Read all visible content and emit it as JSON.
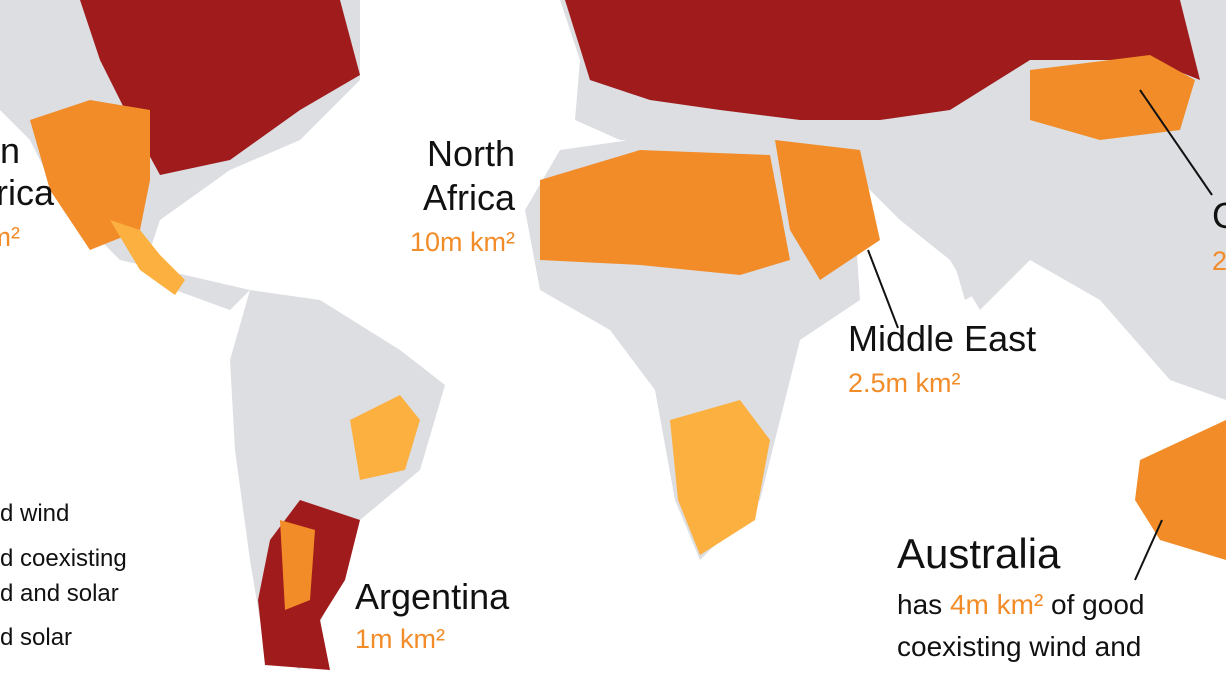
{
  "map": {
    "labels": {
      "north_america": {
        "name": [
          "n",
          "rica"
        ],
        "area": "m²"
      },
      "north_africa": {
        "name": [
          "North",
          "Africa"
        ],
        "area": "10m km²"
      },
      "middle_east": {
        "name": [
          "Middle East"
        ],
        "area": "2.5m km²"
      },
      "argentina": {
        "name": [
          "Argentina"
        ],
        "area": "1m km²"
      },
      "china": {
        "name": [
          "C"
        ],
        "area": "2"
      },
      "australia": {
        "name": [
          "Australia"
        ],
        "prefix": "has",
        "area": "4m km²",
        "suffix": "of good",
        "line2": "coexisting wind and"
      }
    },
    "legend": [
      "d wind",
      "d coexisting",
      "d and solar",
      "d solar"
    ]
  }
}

..............................

> _Work to do_: Write out the whole listing exactly, and drop the pictures.

> _Answer to this task_:
Read all visible content and emit it as JSON.
{
  "map": {
    "labels": {
      "north_america": {
        "name": [
          "n",
          "rica"
        ],
        "area": "m²"
      },
      "north_africa": {
        "name": [
          "North",
          "Africa"
        ],
        "area": "10m km²"
      },
      "middle_east": {
        "name": [
          "Middle East"
        ],
        "area": "2.5m km²"
      },
      "argentina": {
        "name": [
          "Argentina"
        ],
        "area": "1m km²"
      },
      "china": {
        "name": [
          "C"
        ],
        "area": "2"
      },
      "australia": {
        "name": [
          "Australia"
        ],
        "prefix": "has",
        "area": "4m km²",
        "suffix": "of good",
        "line2": "coexisting wind and"
      }
    },
    "legend": [
      "d wind",
      "d coexisting",
      "d and solar",
      "d solar"
    ]
  }
}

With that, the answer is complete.